* _PROBLEM DETAILS_: State how many lines in the listing below include the word "角速度为ω₁", and add nothing besides the number.

* _PROVIDED DATA_:
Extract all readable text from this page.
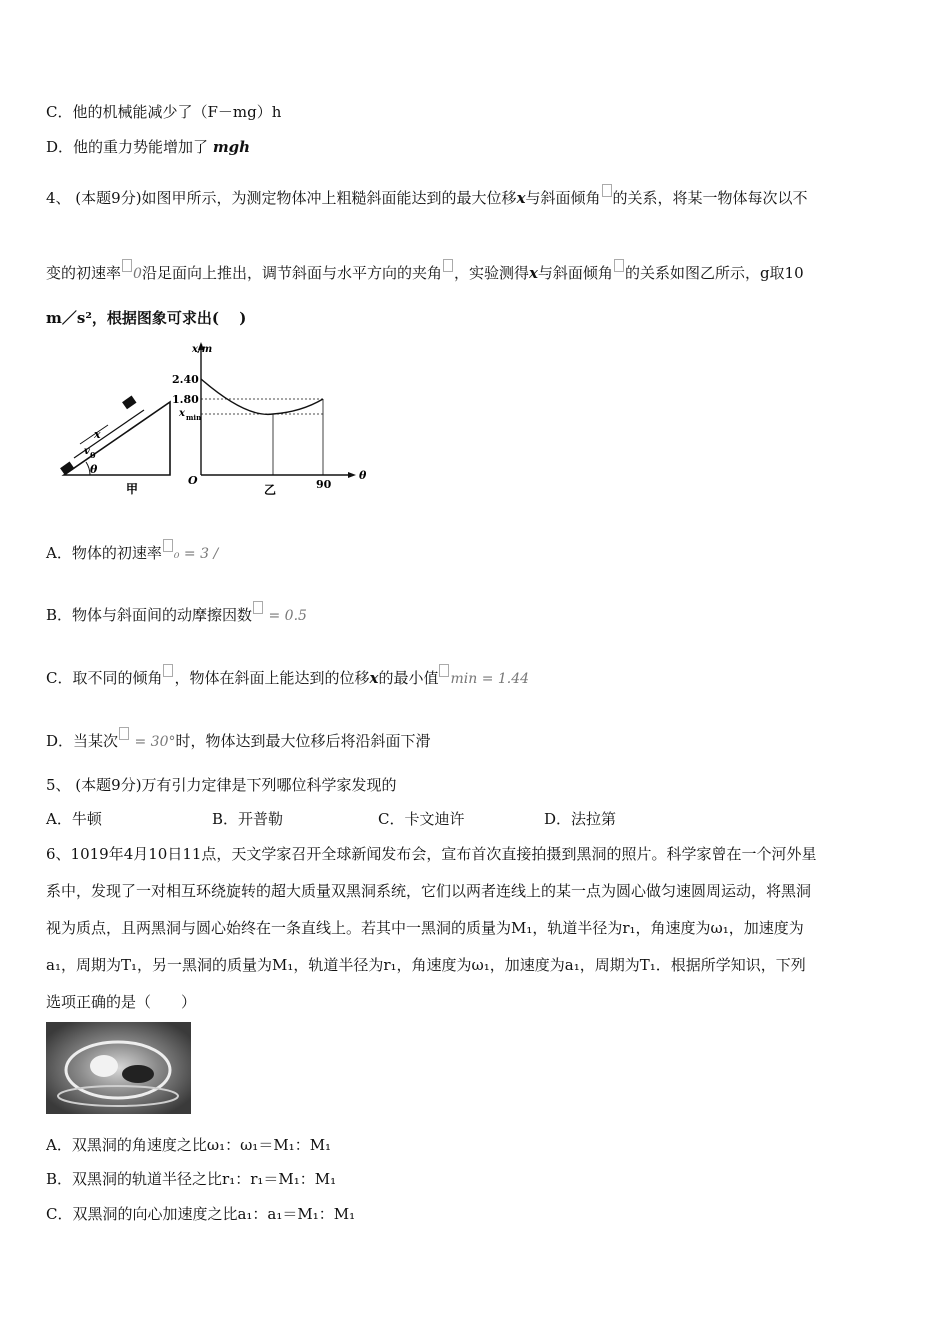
C．他的机械能减少了（F－mg）h
D．他的重力势能增加了 mgh
4、 (本题9分)如图甲所示，为测定物体冲上粗糙斜面能达到的最大位移x与斜面倾角 的关系，将某一物体每次以不
变的初速率 0沿足面向上推出，调节斜面与水平方向的夹角 ，实验测得x与斜面倾角 的关系如图乙所示，g取10
m／s²，根据图象可求出(　 )
x
v 0
θ
甲
x/m
θ
2.40
1.80
x min
O	90
乙
A．物体的初速率 ₀ = 3 /
B．物体与斜面间的动摩擦因数 = 0.5
C．取不同的倾角 ，物体在斜面上能达到的位移x的最小值 min = 1.44
D．当某次 = 30°时，物体达到最大位移后将沿斜面下滑
5、 (本题9分)万有引力定律是下列哪位科学家发现的
A．牛顿	B．开普勒	C．卡文迪许	D．法拉第
6、1019年4月10日11点，天文学家召开全球新闻发布会，宣布首次直接拍摄到黑洞的照片。科学家曾在一个河外星
系中，发现了一对相互环绕旋转的超大质量双黑洞系统，它们以两者连线上的某一点为圆心做匀速圆周运动，将黑洞
视为质点，且两黑洞与圆心始终在一条直线上。若其中一黑洞的质量为M₁，轨道半径为r₁，角速度为ω₁，加速度为
a₁，周期为T₁，另一黑洞的质量为M₁，轨道半径为r₁，角速度为ω₁，加速度为a₁，周期为T₁．根据所学知识，下列
选项正确的是（　　）
A．双黑洞的角速度之比ω₁：ω₁＝M₁：M₁
B．双黑洞的轨道半径之比r₁：r₁＝M₁：M₁
C．双黑洞的向心加速度之比a₁：a₁＝M₁：M₁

* _TASK RESULT_: 2